Фрагмент текста:
Россия не имела перед Японией военного преимущества. На огромном пространстве от Читы до Владивостока и от Благовещенска до Порт-Артура было дислоцировано 98 тысяч солдат и 24 тысячи пограничников. Сибирская магистраль способна была пропускать не более шести воинских эшелонов в сутки. И хотя за время боевых действий на Дальний Восток, проведя девять мобилизаций, отправили один миллион 200 тысяч человек, для победы этого оказалось недостаточно. Тихоокеанская эскадра, большинство судов которой базировалось в Порт-Артуре, уступала по мощи японскому флоту. А укрепления Порт-Артура оставляли желать лучшего.
Главнокомандующим вооруженными силами на Дальнем Востоке вначале был адмирал Е. И. Алексеев. В октябре 1904 года его сменил на этом посту бывший военный министр, командующий Маньчжурской армией А. Н. Куропаткин, который в ходе Ляоянского сражения, в августе 1904 года, упустил реальные шансы на победу. В марте 1905 года он передал свои полномочия генералу Н. П. Линевичу.

Задание A: Проверьте по фрагменту о войне России с Японией три утверждения: (i) Сибирская магистраль могла пропускать не более шести воинских эшелонов в сутки; (ii) Куропаткин был главнокомандующим на Дальнем Востоке с самого начала; (iii) в марте 1905 года полномочия главнокомандующего получил генерал Н. П. Линевич. Для каждого ответьте «да» или «нет» и приведите решающие слова фрагмента дословно.
Задание B: Переведите на английский язык предложение из фрагмента о войне России с Японией: «Тихоокеанская эскадра, большинство судов которой базировалось в Порт-Артуре, уступала по мощи японскому флоту.»
Задание C: Выпишите часть фрагмента о войне России с Японией: начните с того места, где стоят слова «Главнокомандующим вооруженными силами», и остановитесь после слов «Н. П. Линевичу.».
Опирайтесь только на этот фрагмент текста.

Исходные строки:
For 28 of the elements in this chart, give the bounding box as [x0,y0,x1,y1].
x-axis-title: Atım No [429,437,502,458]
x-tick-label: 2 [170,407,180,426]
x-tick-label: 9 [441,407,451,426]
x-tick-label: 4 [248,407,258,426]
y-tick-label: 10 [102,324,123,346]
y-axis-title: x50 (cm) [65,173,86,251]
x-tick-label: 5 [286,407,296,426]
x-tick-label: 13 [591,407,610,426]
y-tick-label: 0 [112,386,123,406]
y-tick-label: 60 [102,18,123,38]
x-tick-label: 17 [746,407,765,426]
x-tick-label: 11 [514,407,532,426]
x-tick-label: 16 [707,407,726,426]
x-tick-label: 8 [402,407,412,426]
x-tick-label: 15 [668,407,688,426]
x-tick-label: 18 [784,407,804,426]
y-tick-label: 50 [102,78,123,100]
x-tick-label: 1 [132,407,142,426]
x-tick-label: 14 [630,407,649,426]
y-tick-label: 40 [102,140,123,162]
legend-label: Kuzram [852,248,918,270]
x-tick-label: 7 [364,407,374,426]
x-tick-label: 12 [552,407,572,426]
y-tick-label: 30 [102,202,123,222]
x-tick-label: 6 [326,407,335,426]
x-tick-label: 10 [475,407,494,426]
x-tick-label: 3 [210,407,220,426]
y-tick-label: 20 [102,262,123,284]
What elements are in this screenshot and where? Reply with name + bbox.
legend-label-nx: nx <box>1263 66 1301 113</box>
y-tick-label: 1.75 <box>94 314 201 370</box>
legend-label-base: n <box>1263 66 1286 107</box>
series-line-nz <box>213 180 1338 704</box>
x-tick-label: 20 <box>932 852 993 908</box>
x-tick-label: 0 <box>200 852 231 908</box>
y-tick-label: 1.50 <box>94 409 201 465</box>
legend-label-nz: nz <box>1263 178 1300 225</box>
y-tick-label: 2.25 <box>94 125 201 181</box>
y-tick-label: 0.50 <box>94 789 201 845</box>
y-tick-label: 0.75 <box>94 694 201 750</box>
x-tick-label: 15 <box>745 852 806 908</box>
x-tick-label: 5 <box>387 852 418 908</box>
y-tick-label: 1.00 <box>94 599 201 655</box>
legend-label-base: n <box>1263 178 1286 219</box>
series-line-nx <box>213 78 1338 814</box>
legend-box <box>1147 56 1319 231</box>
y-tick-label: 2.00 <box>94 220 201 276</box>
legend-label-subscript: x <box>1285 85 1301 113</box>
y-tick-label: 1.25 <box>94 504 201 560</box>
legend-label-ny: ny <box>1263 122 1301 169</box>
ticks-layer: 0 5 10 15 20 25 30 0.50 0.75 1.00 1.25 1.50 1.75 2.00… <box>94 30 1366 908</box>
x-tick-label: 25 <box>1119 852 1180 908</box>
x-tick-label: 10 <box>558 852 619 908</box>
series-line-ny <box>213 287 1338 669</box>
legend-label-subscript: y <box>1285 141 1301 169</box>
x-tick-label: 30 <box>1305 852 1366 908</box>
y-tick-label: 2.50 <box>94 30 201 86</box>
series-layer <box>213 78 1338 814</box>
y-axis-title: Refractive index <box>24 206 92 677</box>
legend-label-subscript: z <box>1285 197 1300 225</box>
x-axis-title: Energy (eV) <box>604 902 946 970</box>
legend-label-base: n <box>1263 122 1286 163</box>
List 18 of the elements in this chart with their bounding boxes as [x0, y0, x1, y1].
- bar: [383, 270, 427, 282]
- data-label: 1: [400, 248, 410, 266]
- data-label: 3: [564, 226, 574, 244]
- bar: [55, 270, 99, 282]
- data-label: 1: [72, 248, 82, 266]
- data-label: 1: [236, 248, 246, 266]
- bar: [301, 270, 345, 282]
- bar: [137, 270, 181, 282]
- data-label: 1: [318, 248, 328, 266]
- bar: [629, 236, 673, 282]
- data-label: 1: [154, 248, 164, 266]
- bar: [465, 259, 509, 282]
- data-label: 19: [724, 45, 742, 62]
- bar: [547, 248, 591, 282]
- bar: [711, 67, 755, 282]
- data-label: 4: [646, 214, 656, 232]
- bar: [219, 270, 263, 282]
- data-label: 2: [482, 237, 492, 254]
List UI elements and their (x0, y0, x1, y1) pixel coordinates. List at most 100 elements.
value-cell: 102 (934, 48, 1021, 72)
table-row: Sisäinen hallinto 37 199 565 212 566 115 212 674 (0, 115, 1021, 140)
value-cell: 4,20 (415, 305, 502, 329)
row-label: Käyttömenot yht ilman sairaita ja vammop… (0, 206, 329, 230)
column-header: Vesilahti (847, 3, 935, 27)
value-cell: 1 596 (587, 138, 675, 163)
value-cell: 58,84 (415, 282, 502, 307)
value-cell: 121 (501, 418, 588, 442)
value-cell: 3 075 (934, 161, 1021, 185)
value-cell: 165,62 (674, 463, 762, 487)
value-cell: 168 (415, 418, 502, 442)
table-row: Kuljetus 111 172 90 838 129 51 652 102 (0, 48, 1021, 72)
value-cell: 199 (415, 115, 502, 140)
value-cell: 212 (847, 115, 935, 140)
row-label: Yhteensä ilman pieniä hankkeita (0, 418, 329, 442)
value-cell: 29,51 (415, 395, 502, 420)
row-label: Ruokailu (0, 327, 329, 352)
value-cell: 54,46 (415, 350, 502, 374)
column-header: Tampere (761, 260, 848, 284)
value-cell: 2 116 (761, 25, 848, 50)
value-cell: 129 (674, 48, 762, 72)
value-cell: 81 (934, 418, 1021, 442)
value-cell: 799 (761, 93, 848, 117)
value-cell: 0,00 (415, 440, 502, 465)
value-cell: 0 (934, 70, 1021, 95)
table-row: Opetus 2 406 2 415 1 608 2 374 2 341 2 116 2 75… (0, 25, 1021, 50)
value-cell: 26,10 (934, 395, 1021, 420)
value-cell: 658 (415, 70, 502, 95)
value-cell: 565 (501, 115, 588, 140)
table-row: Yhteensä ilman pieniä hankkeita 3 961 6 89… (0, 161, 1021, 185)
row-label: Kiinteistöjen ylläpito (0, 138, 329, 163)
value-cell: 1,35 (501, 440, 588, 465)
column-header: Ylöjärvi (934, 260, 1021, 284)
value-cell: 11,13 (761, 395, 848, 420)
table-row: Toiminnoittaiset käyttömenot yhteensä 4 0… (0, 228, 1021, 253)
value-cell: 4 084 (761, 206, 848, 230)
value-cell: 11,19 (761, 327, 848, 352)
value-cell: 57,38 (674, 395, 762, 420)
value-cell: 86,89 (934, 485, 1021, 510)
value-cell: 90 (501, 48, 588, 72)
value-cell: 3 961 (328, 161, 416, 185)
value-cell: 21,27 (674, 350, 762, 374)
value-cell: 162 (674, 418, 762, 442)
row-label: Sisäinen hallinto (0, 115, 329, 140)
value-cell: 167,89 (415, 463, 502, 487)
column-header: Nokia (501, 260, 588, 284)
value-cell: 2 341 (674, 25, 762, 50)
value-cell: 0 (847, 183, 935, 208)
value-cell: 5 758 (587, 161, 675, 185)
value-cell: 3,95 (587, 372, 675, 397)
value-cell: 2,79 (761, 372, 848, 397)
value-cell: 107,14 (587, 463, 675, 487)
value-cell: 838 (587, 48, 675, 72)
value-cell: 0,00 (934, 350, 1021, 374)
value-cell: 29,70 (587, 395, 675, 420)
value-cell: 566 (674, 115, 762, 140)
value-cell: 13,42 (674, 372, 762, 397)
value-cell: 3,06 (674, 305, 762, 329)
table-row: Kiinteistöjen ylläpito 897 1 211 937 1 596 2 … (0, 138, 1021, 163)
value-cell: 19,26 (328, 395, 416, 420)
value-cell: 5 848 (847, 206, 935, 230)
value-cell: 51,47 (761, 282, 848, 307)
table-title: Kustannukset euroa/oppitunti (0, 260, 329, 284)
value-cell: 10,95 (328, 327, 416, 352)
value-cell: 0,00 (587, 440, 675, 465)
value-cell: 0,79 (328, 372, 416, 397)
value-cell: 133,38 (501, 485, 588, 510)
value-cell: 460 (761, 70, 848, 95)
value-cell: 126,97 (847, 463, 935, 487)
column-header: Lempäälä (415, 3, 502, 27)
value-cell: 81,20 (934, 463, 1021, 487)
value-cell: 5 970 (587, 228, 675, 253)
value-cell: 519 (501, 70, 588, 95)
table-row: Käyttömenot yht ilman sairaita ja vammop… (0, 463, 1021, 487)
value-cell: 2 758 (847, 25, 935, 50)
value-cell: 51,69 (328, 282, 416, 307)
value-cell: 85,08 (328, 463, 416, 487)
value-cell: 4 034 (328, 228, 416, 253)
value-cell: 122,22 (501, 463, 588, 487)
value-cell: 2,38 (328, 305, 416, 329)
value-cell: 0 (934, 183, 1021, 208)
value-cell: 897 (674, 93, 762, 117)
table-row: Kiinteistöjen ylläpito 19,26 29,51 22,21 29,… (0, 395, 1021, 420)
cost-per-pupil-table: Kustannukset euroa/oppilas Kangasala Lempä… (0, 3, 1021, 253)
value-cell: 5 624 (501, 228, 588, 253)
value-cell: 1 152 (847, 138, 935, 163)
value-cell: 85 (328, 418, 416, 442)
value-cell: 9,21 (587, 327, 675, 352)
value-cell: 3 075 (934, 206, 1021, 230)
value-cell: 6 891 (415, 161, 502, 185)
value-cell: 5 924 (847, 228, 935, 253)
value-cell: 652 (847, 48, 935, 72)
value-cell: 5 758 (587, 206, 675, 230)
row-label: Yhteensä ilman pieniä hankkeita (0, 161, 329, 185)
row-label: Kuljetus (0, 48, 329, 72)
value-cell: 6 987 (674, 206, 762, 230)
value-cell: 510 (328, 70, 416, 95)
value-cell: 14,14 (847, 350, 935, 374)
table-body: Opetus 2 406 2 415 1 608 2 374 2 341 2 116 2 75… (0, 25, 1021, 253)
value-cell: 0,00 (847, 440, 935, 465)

Ответ A:
(i) Да: «Сибирская магистраль способна была пропускать не более шести воинских эшелонов в сутки».
(ii) Нет: «Главнокомандующим вооруженными силами на Дальнем Востоке вначале был адмирал Е. И. Алексеев».
(iii) Да: «В марте 1905 года он передал свои полномочия генералу Н. П. Линевичу».

Ответ B: The Pacific Squadron, most of whose ships were based at Port Arthur, was inferior in strength to the Japanese fleet.

Ответ C:
Главнокомандующим вооруженными силами на Дальнем Востоке вначале был адмирал Е. И. Алексеев. В октябре 1904 года его сменил на этом посту бывший военный министр, командующий Маньчжурской армией А. Н. Куропаткин, который в ходе Ляоянского сражения, в августе 1904 года, упустил реальные шансы на победу. В марте 1905 года он передал свои полномочия генералу Н. П. Линевичу.